Aim -> Can you find the lines of the listing that include "this" and copy every one?

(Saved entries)
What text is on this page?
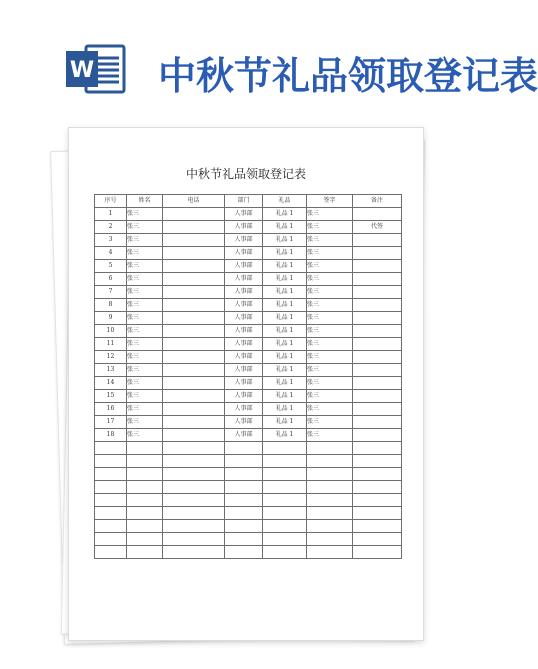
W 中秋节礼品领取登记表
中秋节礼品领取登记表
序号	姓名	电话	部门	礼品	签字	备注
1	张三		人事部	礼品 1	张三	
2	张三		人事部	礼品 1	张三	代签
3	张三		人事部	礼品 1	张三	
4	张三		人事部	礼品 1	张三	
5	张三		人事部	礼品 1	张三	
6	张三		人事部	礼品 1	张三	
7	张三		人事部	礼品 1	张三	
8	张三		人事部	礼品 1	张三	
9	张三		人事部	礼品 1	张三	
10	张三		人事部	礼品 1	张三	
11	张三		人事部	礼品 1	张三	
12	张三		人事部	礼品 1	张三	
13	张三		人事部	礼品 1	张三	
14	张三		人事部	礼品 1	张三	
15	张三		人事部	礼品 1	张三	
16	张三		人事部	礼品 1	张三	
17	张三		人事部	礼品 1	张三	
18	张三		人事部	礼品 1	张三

* * *

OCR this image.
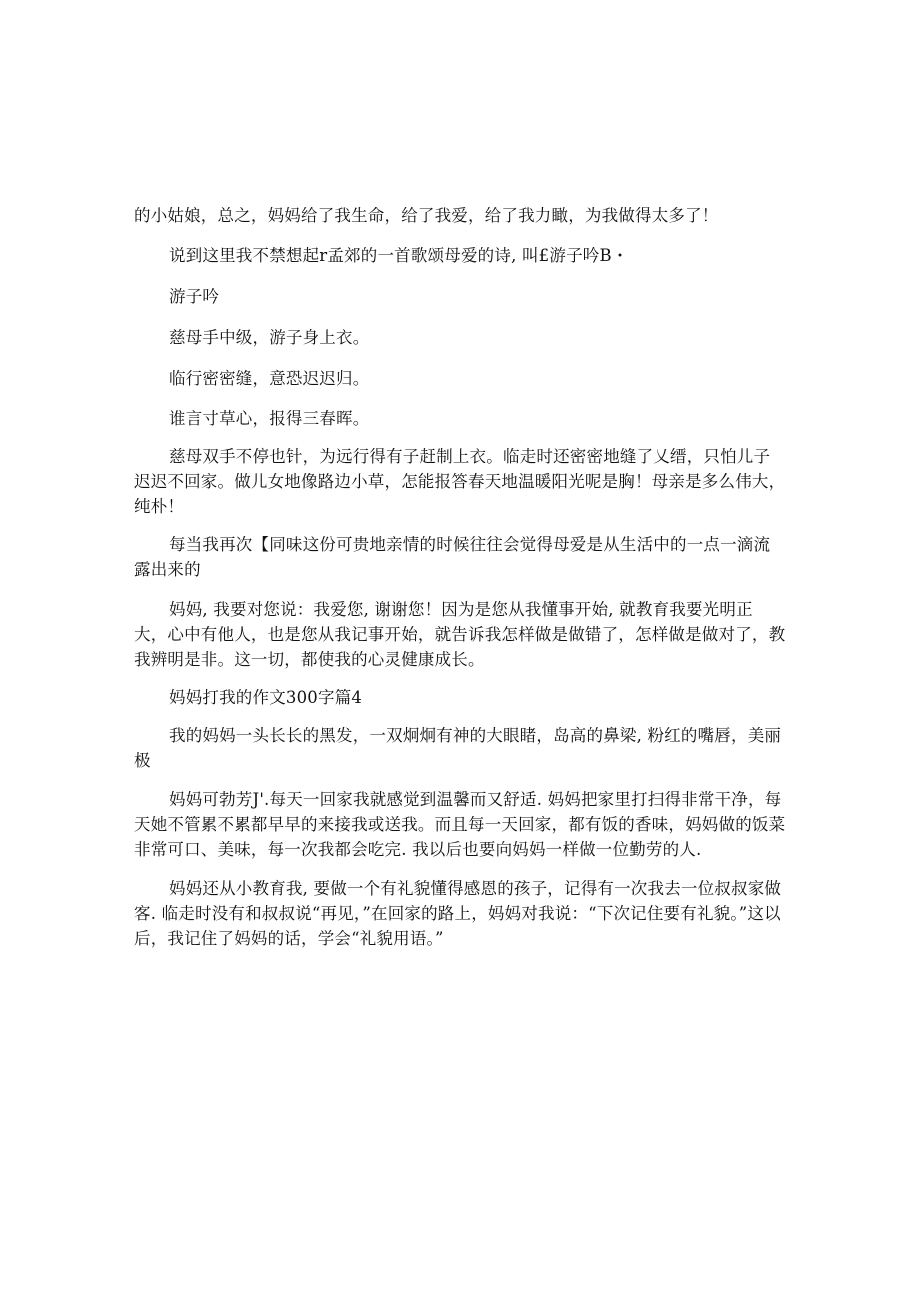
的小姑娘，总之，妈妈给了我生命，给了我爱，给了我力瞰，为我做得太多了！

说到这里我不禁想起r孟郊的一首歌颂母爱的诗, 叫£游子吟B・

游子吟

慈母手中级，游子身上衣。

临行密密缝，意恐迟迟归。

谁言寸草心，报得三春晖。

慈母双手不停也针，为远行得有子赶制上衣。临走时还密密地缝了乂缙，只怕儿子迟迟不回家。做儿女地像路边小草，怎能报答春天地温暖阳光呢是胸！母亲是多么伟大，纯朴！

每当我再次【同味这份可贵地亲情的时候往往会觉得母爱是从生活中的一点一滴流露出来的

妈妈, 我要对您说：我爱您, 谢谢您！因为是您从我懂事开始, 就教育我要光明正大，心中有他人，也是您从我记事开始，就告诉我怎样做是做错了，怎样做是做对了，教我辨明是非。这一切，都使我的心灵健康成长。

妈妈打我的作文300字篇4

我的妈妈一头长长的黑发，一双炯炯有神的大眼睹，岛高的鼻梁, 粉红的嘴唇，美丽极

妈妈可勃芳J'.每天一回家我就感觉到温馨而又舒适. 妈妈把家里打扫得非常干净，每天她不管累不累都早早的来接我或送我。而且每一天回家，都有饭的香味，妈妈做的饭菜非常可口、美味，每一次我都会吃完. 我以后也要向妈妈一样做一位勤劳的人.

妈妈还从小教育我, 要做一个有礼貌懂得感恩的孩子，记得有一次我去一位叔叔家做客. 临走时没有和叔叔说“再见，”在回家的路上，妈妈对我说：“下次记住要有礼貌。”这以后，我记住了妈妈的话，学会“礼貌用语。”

Exercise output ->
What text is on this page?
OCR this image.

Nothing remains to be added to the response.